==== TEXT UNDER STUDY

30 Books in 30 Days, Vol. 2
Book 28/30
It’s too good! I loved it too much! This is like how I put off watching The Falcon and the Winter Soldier because I love Bucky too much. My feelings, THEY CANNOT BE CONTAINED WHY ARE YOU TRYING TO MAKE ME CONTAIN THEM.
I was going to try and re-read this before I reviewed it to try and make some thoughts more thoughtful and coherent, but I just don’t have the time right now, even though I really want to. Maybe I’ll get in a re-read before one of my IRL book clubs discusses it (we picked it for June, but had to postpone the meeting due to some COVID breakouts, BLERG).
This is lit-fic but I liked it anyway, and this is is sci-fi, but very artsy, and this is also very smart but not stuck up. It’s also about a pandemic, and about an author who wrote a pandemic novel, and then got stuck in a pandemic herself after becoming famous for writing the pandemic novel (so, no parallels there, right?). And also also, time travel!
That’s all I got. The more feelings I have, the less words I have to express them.

========
==== DATA LISTING

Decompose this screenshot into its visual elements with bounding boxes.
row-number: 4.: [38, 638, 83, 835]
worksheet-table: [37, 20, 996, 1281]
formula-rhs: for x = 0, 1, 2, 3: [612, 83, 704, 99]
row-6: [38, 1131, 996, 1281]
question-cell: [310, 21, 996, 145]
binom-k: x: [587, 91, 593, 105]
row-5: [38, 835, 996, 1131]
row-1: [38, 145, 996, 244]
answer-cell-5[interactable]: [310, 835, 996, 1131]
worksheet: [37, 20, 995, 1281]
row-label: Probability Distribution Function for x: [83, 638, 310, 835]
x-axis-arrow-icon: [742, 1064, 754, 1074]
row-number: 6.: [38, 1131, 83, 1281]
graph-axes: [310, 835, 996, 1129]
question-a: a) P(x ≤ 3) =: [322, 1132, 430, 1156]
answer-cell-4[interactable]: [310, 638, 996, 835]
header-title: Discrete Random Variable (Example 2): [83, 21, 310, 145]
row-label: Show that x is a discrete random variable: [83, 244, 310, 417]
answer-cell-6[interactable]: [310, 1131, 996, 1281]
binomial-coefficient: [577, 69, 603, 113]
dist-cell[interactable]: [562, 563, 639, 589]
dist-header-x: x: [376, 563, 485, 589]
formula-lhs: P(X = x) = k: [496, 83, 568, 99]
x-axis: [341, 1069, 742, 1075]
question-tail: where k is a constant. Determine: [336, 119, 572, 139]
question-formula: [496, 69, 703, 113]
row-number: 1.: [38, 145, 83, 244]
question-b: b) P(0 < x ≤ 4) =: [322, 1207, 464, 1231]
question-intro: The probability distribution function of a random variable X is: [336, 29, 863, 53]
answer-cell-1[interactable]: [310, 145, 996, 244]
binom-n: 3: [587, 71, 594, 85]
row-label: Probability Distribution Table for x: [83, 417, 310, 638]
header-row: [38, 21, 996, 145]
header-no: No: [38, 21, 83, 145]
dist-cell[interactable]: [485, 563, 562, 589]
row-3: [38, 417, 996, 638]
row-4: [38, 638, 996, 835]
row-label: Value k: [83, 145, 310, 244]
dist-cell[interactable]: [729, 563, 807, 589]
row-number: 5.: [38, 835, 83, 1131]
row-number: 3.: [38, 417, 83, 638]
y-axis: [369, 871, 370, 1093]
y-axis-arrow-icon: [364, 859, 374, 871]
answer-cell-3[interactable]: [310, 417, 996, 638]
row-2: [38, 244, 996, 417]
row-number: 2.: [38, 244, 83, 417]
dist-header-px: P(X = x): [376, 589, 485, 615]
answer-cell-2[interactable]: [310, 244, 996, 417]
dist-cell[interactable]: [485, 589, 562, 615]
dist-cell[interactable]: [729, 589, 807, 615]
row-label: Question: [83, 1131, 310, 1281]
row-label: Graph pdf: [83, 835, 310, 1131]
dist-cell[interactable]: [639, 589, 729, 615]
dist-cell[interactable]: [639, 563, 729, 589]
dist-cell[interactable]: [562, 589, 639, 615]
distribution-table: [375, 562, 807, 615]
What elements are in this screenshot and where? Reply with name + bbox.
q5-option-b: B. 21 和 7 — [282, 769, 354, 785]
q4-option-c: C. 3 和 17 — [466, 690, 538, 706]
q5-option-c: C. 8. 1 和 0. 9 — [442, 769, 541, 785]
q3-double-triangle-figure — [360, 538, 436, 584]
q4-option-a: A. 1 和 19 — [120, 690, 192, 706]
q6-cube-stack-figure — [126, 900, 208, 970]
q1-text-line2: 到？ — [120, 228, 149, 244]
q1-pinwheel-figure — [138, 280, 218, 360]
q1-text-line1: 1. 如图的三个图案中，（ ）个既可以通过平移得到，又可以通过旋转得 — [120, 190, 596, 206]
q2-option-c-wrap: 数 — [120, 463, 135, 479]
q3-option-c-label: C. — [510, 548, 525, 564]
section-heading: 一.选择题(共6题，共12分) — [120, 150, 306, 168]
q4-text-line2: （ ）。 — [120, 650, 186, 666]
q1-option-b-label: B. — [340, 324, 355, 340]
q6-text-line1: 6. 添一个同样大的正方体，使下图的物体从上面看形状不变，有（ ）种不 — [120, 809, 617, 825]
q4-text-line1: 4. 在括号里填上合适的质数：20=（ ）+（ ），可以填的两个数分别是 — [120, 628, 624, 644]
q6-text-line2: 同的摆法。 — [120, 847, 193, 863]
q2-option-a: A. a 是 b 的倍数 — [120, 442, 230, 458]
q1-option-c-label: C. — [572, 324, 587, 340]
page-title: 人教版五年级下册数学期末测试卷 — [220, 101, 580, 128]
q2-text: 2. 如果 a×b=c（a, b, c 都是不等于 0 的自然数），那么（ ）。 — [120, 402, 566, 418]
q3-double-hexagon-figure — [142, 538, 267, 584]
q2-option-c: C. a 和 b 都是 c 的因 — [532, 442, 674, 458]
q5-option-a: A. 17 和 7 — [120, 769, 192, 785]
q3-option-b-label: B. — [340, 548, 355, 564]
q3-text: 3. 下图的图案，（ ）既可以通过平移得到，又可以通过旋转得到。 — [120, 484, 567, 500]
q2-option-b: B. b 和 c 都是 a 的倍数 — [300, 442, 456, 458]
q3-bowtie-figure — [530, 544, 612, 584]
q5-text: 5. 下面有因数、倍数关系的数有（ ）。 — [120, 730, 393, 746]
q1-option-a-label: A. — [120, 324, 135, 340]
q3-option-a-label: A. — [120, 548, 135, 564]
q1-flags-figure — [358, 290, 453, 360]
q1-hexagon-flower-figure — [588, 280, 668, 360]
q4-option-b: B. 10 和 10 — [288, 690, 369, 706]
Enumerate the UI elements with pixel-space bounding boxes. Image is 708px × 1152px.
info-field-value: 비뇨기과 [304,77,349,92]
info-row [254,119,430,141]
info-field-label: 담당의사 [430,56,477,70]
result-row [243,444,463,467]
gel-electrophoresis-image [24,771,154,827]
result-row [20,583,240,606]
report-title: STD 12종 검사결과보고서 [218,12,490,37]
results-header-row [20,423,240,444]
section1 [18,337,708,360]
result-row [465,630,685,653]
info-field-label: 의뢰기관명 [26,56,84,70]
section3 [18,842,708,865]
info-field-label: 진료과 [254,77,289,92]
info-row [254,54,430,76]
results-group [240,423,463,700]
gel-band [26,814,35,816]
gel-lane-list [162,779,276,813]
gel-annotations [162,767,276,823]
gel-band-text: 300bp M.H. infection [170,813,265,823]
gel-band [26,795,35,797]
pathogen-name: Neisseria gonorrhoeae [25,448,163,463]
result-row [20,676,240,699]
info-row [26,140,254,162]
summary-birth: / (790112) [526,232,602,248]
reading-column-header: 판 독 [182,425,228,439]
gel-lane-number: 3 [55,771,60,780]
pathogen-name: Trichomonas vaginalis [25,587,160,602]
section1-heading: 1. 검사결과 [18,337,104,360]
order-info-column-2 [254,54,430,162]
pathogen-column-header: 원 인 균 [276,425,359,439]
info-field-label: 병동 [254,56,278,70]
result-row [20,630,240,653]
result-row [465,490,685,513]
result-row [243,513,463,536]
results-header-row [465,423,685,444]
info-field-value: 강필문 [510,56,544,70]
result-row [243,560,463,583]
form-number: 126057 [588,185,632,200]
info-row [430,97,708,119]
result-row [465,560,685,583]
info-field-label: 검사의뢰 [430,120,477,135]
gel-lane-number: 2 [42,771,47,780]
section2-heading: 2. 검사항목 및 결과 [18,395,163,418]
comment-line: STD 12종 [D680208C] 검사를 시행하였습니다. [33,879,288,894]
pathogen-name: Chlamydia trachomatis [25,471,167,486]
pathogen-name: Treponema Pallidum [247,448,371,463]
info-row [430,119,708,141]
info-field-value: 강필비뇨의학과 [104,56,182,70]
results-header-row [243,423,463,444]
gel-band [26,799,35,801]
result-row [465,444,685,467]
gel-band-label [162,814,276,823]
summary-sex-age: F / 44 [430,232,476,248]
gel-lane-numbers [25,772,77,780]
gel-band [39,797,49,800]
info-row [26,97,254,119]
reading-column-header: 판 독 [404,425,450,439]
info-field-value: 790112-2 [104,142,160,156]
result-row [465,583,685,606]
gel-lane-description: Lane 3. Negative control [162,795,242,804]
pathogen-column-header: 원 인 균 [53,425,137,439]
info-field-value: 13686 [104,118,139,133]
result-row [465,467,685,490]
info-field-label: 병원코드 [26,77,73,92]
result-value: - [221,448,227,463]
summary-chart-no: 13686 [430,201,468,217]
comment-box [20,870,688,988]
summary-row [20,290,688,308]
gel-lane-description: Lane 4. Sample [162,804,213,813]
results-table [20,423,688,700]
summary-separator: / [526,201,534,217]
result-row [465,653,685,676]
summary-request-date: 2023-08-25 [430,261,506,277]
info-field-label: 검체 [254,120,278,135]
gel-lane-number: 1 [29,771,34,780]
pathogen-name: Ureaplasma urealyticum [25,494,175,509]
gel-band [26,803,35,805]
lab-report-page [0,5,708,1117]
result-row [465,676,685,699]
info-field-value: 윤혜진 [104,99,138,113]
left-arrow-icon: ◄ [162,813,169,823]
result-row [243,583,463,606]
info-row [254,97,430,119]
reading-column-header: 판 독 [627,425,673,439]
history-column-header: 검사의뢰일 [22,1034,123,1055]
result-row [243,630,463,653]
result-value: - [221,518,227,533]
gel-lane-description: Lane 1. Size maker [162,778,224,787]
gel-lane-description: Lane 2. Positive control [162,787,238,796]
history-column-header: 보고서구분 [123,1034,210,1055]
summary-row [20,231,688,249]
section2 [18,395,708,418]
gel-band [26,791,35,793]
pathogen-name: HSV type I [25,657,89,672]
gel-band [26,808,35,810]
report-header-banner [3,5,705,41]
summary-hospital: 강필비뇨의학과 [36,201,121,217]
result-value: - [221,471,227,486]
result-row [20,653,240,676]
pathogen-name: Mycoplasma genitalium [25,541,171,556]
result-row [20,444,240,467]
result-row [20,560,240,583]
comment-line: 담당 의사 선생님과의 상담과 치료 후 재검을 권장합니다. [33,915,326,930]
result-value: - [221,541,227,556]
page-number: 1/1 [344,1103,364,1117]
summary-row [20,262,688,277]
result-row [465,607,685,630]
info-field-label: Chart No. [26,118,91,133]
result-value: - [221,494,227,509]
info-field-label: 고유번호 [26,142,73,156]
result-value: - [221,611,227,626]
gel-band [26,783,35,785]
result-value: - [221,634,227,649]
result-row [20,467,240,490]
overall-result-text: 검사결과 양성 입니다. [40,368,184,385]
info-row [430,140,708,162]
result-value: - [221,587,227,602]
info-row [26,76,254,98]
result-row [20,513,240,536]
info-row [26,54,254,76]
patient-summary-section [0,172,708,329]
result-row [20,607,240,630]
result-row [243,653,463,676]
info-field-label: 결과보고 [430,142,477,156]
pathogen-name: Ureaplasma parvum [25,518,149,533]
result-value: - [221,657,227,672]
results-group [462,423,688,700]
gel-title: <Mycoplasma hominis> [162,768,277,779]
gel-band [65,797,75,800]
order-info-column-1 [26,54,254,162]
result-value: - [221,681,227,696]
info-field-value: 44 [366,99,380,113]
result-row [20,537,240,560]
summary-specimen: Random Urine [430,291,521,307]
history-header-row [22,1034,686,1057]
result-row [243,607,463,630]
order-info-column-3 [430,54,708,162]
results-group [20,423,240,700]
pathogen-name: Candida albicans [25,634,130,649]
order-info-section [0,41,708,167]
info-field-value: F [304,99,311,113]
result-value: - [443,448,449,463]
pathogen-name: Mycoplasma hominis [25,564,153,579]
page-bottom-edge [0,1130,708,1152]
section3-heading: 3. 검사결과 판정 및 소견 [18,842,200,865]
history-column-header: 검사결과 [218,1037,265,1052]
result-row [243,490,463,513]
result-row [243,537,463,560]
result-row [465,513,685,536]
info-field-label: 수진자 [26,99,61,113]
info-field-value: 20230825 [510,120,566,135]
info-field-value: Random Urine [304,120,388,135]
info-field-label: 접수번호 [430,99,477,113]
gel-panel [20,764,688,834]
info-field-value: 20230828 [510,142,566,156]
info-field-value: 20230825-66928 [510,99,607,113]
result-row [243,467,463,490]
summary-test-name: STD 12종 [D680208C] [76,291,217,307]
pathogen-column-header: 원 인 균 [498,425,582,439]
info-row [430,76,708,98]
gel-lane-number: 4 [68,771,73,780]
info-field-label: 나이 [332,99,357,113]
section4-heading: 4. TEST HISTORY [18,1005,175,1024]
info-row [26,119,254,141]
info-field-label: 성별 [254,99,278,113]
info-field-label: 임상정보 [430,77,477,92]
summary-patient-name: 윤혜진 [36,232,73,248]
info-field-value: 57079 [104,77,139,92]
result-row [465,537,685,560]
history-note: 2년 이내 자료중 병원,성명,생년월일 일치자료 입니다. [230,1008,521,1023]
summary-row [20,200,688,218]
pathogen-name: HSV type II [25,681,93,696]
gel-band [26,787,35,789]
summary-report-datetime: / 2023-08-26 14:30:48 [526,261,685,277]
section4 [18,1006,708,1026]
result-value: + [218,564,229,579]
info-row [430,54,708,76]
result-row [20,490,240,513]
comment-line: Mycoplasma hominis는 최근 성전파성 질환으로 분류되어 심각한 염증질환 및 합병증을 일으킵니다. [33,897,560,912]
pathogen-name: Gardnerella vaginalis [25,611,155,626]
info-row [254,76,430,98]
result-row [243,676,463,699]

========

Reproduce word for word the part of the book review starting with "This is lit-fic" and going on through "also, time travel!". The material comes from a different source than the book review.

This is lit-fic but I liked it anyway, and this is is sci-fi, but very artsy, and this is also very smart but not stuck up. It’s also about a pandemic, and about an author who wrote a pandemic novel, and then got stuck in a pandemic herself after becoming famous for writing the pandemic novel (so, no parallels there, right?). And also also, time travel!